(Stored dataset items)
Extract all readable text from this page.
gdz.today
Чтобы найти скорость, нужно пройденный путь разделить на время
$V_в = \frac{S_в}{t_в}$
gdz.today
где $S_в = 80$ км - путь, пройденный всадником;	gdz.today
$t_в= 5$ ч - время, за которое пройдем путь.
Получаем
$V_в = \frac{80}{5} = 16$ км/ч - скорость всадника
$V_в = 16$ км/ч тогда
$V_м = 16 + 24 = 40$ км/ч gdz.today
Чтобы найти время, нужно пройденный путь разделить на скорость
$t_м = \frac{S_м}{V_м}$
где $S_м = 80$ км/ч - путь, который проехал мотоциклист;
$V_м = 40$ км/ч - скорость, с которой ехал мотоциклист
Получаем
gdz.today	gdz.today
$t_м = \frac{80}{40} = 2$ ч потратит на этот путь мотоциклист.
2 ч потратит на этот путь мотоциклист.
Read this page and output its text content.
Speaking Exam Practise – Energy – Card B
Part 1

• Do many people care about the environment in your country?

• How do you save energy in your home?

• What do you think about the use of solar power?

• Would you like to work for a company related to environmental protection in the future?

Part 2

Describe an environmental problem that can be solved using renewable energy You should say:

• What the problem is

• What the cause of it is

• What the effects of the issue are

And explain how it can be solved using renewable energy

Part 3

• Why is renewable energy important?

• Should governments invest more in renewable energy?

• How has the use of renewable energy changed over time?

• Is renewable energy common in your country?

DIRECTIVE => Reproduce only the lines between the line containing "Read this page and output its text content." and the last line of the records, those two lines included, exactly.

SOLUTION FOR THIS TASK =>
Read this page and output its text content.
Speaking Exam Practise – Energy – Card B
Part 1

• Do many people care about the environment in your country?

• How do you save energy in your home?

• What do you think about the use of solar power?

• Would you like to work for a company related to environmental protection in the future?

Part 2

Describe an environmental problem that can be solved using renewable energy You should say:

• What the problem is

• What the cause of it is

• What the effects of the issue are

And explain how it can be solved using renewable energy

Part 3

• Why is renewable energy important?

• Should governments invest more in renewable energy?

• How has the use of renewable energy changed over time?

• Is renewable energy common in your country?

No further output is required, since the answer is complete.